══ EXTRACTED RECORDS

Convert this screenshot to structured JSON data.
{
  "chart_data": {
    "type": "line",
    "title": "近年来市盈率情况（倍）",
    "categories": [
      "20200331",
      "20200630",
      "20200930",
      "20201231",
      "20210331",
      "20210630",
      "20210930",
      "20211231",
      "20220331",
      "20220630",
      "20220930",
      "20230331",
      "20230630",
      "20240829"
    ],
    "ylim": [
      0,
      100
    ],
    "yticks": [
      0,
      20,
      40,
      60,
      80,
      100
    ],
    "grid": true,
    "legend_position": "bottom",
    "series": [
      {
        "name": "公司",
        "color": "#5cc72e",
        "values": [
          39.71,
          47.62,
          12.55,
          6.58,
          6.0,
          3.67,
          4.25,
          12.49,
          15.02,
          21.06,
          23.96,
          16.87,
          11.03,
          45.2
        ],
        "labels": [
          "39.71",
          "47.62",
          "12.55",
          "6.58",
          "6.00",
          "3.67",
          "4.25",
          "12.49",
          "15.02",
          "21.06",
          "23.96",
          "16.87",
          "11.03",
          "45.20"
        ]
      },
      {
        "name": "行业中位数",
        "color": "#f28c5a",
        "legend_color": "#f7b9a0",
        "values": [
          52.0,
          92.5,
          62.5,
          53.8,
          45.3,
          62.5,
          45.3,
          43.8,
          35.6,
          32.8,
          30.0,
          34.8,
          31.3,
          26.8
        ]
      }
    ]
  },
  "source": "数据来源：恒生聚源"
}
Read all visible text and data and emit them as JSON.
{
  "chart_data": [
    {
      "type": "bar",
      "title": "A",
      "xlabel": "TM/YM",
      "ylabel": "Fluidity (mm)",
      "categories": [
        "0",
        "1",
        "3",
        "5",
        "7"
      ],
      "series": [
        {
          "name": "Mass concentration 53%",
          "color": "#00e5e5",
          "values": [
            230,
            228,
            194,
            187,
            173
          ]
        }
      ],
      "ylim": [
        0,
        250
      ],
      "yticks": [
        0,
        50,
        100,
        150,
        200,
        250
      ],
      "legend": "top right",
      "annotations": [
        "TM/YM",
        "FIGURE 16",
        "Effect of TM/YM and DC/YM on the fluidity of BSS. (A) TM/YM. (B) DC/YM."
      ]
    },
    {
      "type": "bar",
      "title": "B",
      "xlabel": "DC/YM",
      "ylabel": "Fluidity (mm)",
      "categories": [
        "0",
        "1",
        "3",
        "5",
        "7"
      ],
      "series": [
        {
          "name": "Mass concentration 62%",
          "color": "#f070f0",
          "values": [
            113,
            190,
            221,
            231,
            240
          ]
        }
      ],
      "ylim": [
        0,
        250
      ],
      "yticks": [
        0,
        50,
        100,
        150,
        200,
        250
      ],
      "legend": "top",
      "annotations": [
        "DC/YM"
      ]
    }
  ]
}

════

# TASK TO COMPLETE:
Type out the full listing again, exactly as given.

# TASK SOLUTION:
Convert this screenshot to structured JSON data.
{
  "chart_data": {
    "type": "line",
    "title": "近年来市盈率情况（倍）",
    "categories": [
      "20200331",
      "20200630",
      "20200930",
      "20201231",
      "20210331",
      "20210630",
      "20210930",
      "20211231",
      "20220331",
      "20220630",
      "20220930",
      "20230331",
      "20230630",
      "20240829"
    ],
    "ylim": [
      0,
      100
    ],
    "yticks": [
      0,
      20,
      40,
      60,
      80,
      100
    ],
    "grid": true,
    "legend_position": "bottom",
    "series": [
      {
        "name": "公司",
        "color": "#5cc72e",
        "values": [
          39.71,
          47.62,
          12.55,
          6.58,
          6.0,
          3.67,
          4.25,
          12.49,
          15.02,
          21.06,
          23.96,
          16.87,
          11.03,
          45.2
        ],
        "labels": [
          "39.71",
          "47.62",
          "12.55",
          "6.58",
          "6.00",
          "3.67",
          "4.25",
          "12.49",
          "15.02",
          "21.06",
          "23.96",
          "16.87",
          "11.03",
          "45.20"
        ]
      },
      {
        "name": "行业中位数",
        "color": "#f28c5a",
        "legend_color": "#f7b9a0",
        "values": [
          52.0,
          92.5,
          62.5,
          53.8,
          45.3,
          62.5,
          45.3,
          43.8,
          35.6,
          32.8,
          30.0,
          34.8,
          31.3,
          26.8
        ]
      }
    ]
  },
  "source": "数据来源：恒生聚源"
}
Read all visible text and data and emit them as JSON.
{
  "chart_data": [
    {
      "type": "bar",
      "title": "A",
      "xlabel": "TM/YM",
      "ylabel": "Fluidity (mm)",
      "categories": [
        "0",
        "1",
        "3",
        "5",
        "7"
      ],
      "series": [
        {
          "name": "Mass concentration 53%",
          "color": "#00e5e5",
          "values": [
            230,
            228,
            194,
            187,
            173
          ]
        }
      ],
      "ylim": [
        0,
        250
      ],
      "yticks": [
        0,
        50,
        100,
        150,
        200,
        250
      ],
      "legend": "top right",
      "annotations": [
        "TM/YM",
        "FIGURE 16",
        "Effect of TM/YM and DC/YM on the fluidity of BSS. (A) TM/YM. (B) DC/YM."
      ]
    },
    {
      "type": "bar",
      "title": "B",
      "xlabel": "DC/YM",
      "ylabel": "Fluidity (mm)",
      "categories": [
        "0",
        "1",
        "3",
        "5",
        "7"
      ],
      "series": [
        {
          "name": "Mass concentration 62%",
          "color": "#f070f0",
          "values": [
            113,
            190,
            221,
            231,
            240
          ]
        }
      ],
      "ylim": [
        0,
        250
      ],
      "yticks": [
        0,
        50,
        100,
        150,
        200,
        250
      ],
      "legend": "top",
      "annotations": [
        "DC/YM"
      ]
    }
  ]
}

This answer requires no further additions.